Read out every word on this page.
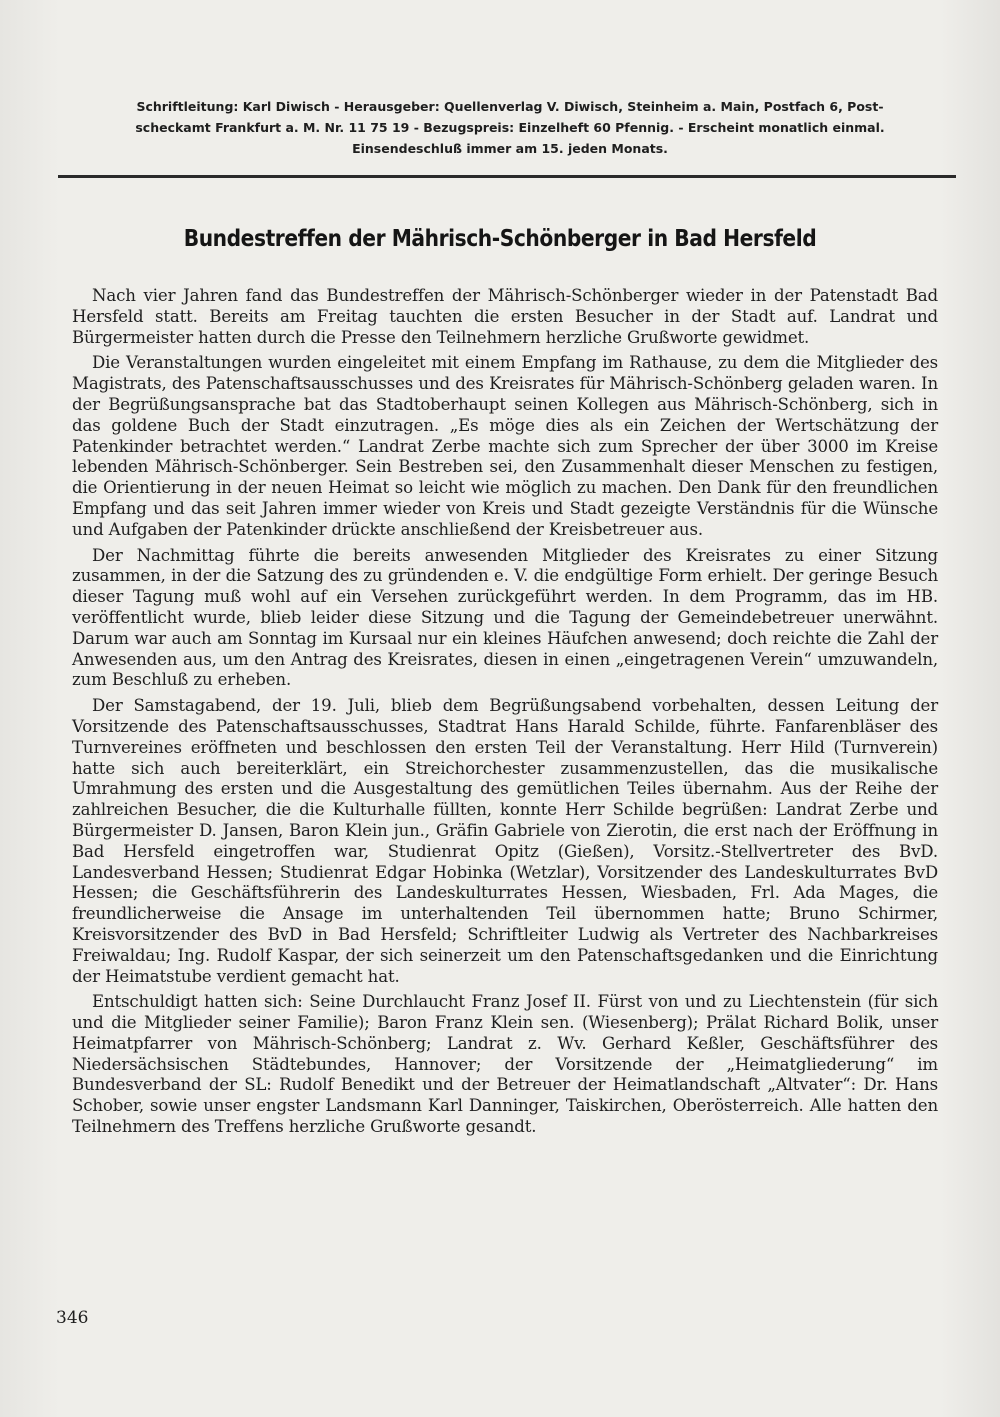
Schriftleitung: Karl Diwisch - Herausgeber: Quellenverlag V. Diwisch, Steinheim a. Main, Postfach 6, Post-
scheckamt Frankfurt a. M. Nr. 11 75 19 - Bezugspreis: Einzelheft 60 Pfennig. - Erscheint monatlich einmal.
Einsendeschluß immer am 15. jeden Monats.
Bundestreffen der Mährisch-Schönberger in Bad Hersfeld

Nach vier Jahren fand das Bundestreffen der Mährisch-Schönberger wieder in der Patenstadt Bad Hersfeld statt. Bereits am Freitag tauchten die ersten Besucher in der Stadt auf. Landrat und Bürgermeister hatten durch die Presse den Teilnehmern herzliche Grußworte gewidmet.

Die Veranstaltungen wurden eingeleitet mit einem Empfang im Rathause, zu dem die Mitglieder des Magistrats, des Patenschaftsausschusses und des Kreisrates für Mährisch-Schönberg geladen waren. In der Begrüßungsansprache bat das Stadtoberhaupt seinen Kollegen aus Mährisch-Schönberg, sich in das goldene Buch der Stadt einzutragen. „Es möge dies als ein Zeichen der Wertschätzung der Patenkinder betrachtet werden.“ Landrat Zerbe machte sich zum Sprecher der über 3000 im Kreise lebenden Mährisch-Schönberger. Sein Bestreben sei, den Zusammenhalt dieser Menschen zu festigen, die Orientierung in der neuen Heimat so leicht wie möglich zu machen. Den Dank für den freundlichen Empfang und das seit Jahren immer wieder von Kreis und Stadt gezeigte Verständnis für die Wünsche und Aufgaben der Patenkinder drückte anschließend der Kreisbetreuer aus.

Der Nachmittag führte die bereits anwesenden Mitglieder des Kreisrates zu einer Sitzung zusammen, in der die Satzung des zu gründenden e. V. die endgültige Form erhielt. Der geringe Besuch dieser Tagung muß wohl auf ein Versehen zurückgeführt werden. In dem Programm, das im HB. veröffentlicht wurde, blieb leider diese Sitzung und die Tagung der Gemeindebetreuer unerwähnt. Darum war auch am Sonntag im Kursaal nur ein kleines Häufchen anwesend; doch reichte die Zahl der Anwesenden aus, um den Antrag des Kreisrates, diesen in einen „eingetragenen Verein“ umzuwandeln, zum Beschluß zu erheben.

Der Samstagabend, der 19. Juli, blieb dem Begrüßungsabend vorbehalten, dessen Leitung der Vorsitzende des Patenschaftsausschusses, Stadtrat Hans Harald Schilde, führte. Fanfarenbläser des Turnvereines eröffneten und beschlossen den ersten Teil der Veranstaltung. Herr Hild (Turnverein) hatte sich auch bereiterklärt, ein Streichorchester zusammenzustellen, das die musikalische Umrahmung des ersten und die Ausgestaltung des gemütlichen Teiles übernahm. Aus der Reihe der zahlreichen Besucher, die die Kulturhalle füllten, konnte Herr Schilde begrüßen: Landrat Zerbe und Bürgermeister D. Jansen, Baron Klein jun., Gräfin Gabriele von Zierotin, die erst nach der Eröffnung in Bad Hersfeld eingetroffen war, Studienrat Opitz (Gießen), Vorsitz.-Stellvertreter des BvD. Landesverband Hessen; Studienrat Edgar Hobinka (Wetzlar), Vorsitzender des Landeskulturrates BvD Hessen; die Geschäftsführerin des Landeskulturrates Hessen, Wiesbaden, Frl. Ada Mages, die freundlicherweise die Ansage im unterhaltenden Teil übernommen hatte; Bruno Schirmer, Kreisvorsitzender des BvD in Bad Hersfeld; Schriftleiter Ludwig als Vertreter des Nachbarkreises Freiwaldau; Ing. Rudolf Kaspar, der sich seinerzeit um den Patenschaftsgedanken und die Einrichtung der Heimatstube verdient gemacht hat.

Entschuldigt hatten sich: Seine Durchlaucht Franz Josef II. Fürst von und zu Liechtenstein (für sich und die Mitglieder seiner Familie); Baron Franz Klein sen. (Wiesenberg); Prälat Richard Bolik, unser Heimatpfarrer von Mährisch-Schönberg; Landrat z. Wv. Gerhard Keßler, Geschäftsführer des Niedersächsischen Städtebundes, Hannover; der Vorsitzende der „Heimatgliederung“ im Bundesverband der SL: Rudolf Benedikt und der Betreuer der Heimatlandschaft „Altvater“: Dr. Hans Schober, sowie unser engster Landsmann Karl Danninger, Taiskirchen, Oberösterreich. Alle hatten den Teilnehmern des Treffens herzliche Grußworte gesandt.

346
----------------------------------------
* _TASK INSTRUCTIONS_
Skip the pictures, then retype every line above exactly.

* _FINAL ANSWER_
Read out every word on this page.
Schriftleitung: Karl Diwisch - Herausgeber: Quellenverlag V. Diwisch, Steinheim a. Main, Postfach 6, Post-
scheckamt Frankfurt a. M. Nr. 11 75 19 - Bezugspreis: Einzelheft 60 Pfennig. - Erscheint monatlich einmal.
Einsendeschluß immer am 15. jeden Monats.
Bundestreffen der Mährisch-Schönberger in Bad Hersfeld

Nach vier Jahren fand das Bundestreffen der Mährisch-Schönberger wieder in der Patenstadt Bad Hersfeld statt. Bereits am Freitag tauchten die ersten Besucher in der Stadt auf. Landrat und Bürgermeister hatten durch die Presse den Teilnehmern herzliche Grußworte gewidmet.

Die Veranstaltungen wurden eingeleitet mit einem Empfang im Rathause, zu dem die Mitglieder des Magistrats, des Patenschaftsausschusses und des Kreisrates für Mährisch-Schönberg geladen waren. In der Begrüßungsansprache bat das Stadtoberhaupt seinen Kollegen aus Mährisch-Schönberg, sich in das goldene Buch der Stadt einzutragen. „Es möge dies als ein Zeichen der Wertschätzung der Patenkinder betrachtet werden.“ Landrat Zerbe machte sich zum Sprecher der über 3000 im Kreise lebenden Mährisch-Schönberger. Sein Bestreben sei, den Zusammenhalt dieser Menschen zu festigen, die Orientierung in der neuen Heimat so leicht wie möglich zu machen. Den Dank für den freundlichen Empfang und das seit Jahren immer wieder von Kreis und Stadt gezeigte Verständnis für die Wünsche und Aufgaben der Patenkinder drückte anschließend der Kreisbetreuer aus.

Der Nachmittag führte die bereits anwesenden Mitglieder des Kreisrates zu einer Sitzung zusammen, in der die Satzung des zu gründenden e. V. die endgültige Form erhielt. Der geringe Besuch dieser Tagung muß wohl auf ein Versehen zurückgeführt werden. In dem Programm, das im HB. veröffentlicht wurde, blieb leider diese Sitzung und die Tagung der Gemeindebetreuer unerwähnt. Darum war auch am Sonntag im Kursaal nur ein kleines Häufchen anwesend; doch reichte die Zahl der Anwesenden aus, um den Antrag des Kreisrates, diesen in einen „eingetragenen Verein“ umzuwandeln, zum Beschluß zu erheben.

Der Samstagabend, der 19. Juli, blieb dem Begrüßungsabend vorbehalten, dessen Leitung der Vorsitzende des Patenschaftsausschusses, Stadtrat Hans Harald Schilde, führte. Fanfarenbläser des Turnvereines eröffneten und beschlossen den ersten Teil der Veranstaltung. Herr Hild (Turnverein) hatte sich auch bereiterklärt, ein Streichorchester zusammenzustellen, das die musikalische Umrahmung des ersten und die Ausgestaltung des gemütlichen Teiles übernahm. Aus der Reihe der zahlreichen Besucher, die die Kulturhalle füllten, konnte Herr Schilde begrüßen: Landrat Zerbe und Bürgermeister D. Jansen, Baron Klein jun., Gräfin Gabriele von Zierotin, die erst nach der Eröffnung in Bad Hersfeld eingetroffen war, Studienrat Opitz (Gießen), Vorsitz.-Stellvertreter des BvD. Landesverband Hessen; Studienrat Edgar Hobinka (Wetzlar), Vorsitzender des Landeskulturrates BvD Hessen; die Geschäftsführerin des Landeskulturrates Hessen, Wiesbaden, Frl. Ada Mages, die freundlicherweise die Ansage im unterhaltenden Teil übernommen hatte; Bruno Schirmer, Kreisvorsitzender des BvD in Bad Hersfeld; Schriftleiter Ludwig als Vertreter des Nachbarkreises Freiwaldau; Ing. Rudolf Kaspar, der sich seinerzeit um den Patenschaftsgedanken und die Einrichtung der Heimatstube verdient gemacht hat.

Entschuldigt hatten sich: Seine Durchlaucht Franz Josef II. Fürst von und zu Liechtenstein (für sich und die Mitglieder seiner Familie); Baron Franz Klein sen. (Wiesenberg); Prälat Richard Bolik, unser Heimatpfarrer von Mährisch-Schönberg; Landrat z. Wv. Gerhard Keßler, Geschäftsführer des Niedersächsischen Städtebundes, Hannover; der Vorsitzende der „Heimatgliederung“ im Bundesverband der SL: Rudolf Benedikt und der Betreuer der Heimatlandschaft „Altvater“: Dr. Hans Schober, sowie unser engster Landsmann Karl Danninger, Taiskirchen, Oberösterreich. Alle hatten den Teilnehmern des Treffens herzliche Grußworte gesandt.

346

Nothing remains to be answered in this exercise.